- _Testo_
******************************

Non è un gran film, decisamente. Non ricordo nemmeno il nome del regista, offuscato dalle presenze "ingombranti" di Robert Redford e Morgan Freeman. Jennifer Lopez assolve al suo ruolo, nient'altro.
No, non è un grande film "Il Vento del Perdono" (meglio il titolo originale "An Unfinished Life". Una vita incompiuta.), gli mancano molte cose per esserlo, anche se adesso non me ne viene in mente nessuna. Ma a volte sono i piccoli film, quelli che riescono a parlarti; magari i grandi non ne sono capaci, ti lasciano ammirato ma non ci riescono. Invece, un film come questo, ri-visto martedì sera, ti scava dentro, e riesce a tirarti fuori il sorriso e la lacrima asciutta. Magari ci riesce solo perché ti parla di te, una sorta di "te" condiviso. Per quello che sei. Magari è l'età! E poi fuori anche stasera fa freddo,così uno resta in casa, consolato dal termosifone e dalla bottiglia di herradura, accende il televisore e si dice "perché no?".

******************************

- _Materiale fornito_
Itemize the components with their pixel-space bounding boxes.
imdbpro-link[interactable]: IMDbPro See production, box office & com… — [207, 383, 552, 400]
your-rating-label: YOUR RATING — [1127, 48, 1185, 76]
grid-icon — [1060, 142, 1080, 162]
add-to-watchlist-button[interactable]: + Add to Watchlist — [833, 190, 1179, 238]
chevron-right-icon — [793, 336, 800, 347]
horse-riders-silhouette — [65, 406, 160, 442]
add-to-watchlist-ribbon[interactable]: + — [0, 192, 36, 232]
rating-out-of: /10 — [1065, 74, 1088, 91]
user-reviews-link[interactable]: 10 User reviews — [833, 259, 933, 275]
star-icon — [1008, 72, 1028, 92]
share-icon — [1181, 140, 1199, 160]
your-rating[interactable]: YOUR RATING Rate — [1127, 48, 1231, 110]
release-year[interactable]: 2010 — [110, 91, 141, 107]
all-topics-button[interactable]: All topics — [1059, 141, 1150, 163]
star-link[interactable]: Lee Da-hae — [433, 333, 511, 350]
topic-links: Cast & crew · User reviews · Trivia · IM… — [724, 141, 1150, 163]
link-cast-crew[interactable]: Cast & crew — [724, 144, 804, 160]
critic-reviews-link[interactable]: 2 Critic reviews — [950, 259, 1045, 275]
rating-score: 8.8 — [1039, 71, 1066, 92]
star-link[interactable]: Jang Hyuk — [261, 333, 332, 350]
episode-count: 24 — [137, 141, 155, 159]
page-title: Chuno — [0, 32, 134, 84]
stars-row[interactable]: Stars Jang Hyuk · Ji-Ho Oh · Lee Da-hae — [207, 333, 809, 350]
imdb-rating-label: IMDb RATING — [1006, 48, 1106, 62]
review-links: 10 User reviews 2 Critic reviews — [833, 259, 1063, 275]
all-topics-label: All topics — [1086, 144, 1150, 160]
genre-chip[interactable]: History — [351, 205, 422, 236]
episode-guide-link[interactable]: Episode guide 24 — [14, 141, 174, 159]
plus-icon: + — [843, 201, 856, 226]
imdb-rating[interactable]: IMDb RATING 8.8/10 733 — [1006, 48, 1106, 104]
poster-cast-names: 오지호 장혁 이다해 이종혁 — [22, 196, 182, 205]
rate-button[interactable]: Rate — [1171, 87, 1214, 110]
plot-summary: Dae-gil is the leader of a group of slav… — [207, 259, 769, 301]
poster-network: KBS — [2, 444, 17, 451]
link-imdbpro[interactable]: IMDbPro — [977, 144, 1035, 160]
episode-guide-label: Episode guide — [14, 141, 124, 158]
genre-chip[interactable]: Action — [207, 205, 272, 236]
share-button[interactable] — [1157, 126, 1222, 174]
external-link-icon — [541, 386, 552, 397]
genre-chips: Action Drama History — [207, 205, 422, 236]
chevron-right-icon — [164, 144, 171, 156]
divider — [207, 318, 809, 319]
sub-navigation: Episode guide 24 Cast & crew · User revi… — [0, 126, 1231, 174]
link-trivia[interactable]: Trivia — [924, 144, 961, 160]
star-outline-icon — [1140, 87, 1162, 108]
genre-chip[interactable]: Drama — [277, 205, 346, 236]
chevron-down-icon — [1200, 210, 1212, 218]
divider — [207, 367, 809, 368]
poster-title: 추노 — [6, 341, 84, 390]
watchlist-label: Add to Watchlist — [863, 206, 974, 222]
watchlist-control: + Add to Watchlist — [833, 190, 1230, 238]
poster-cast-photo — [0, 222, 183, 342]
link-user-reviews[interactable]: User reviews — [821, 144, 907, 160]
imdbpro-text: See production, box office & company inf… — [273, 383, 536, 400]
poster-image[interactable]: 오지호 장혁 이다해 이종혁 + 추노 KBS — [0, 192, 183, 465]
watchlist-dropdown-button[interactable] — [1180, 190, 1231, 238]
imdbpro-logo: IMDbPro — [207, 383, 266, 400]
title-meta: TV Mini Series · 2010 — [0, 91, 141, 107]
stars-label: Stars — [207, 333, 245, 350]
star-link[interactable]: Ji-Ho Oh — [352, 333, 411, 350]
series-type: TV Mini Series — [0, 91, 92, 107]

******************************

- _Compiti ed esercizi_
**a)** Elenca tutte le persone che il testo sul film cita per nome.
**b)** Stampa il passo del testo sul film che va da "Non è un gran film, decisamente." fino a "suo ruolo, nient'altro." compreso.
Il materiale proviene da un'altra fonte.

- _Risultati attesi_
**a)** Robert Redford, Morgan Freeman, Jennifer Lopez

**b)**
Non è un gran film, decisamente. Non ricordo nemmeno il nome del regista, offuscato dalle presenze "ingombranti" di Robert Redford e Morgan Freeman. Jennifer Lopez assolve al suo ruolo, nient'altro.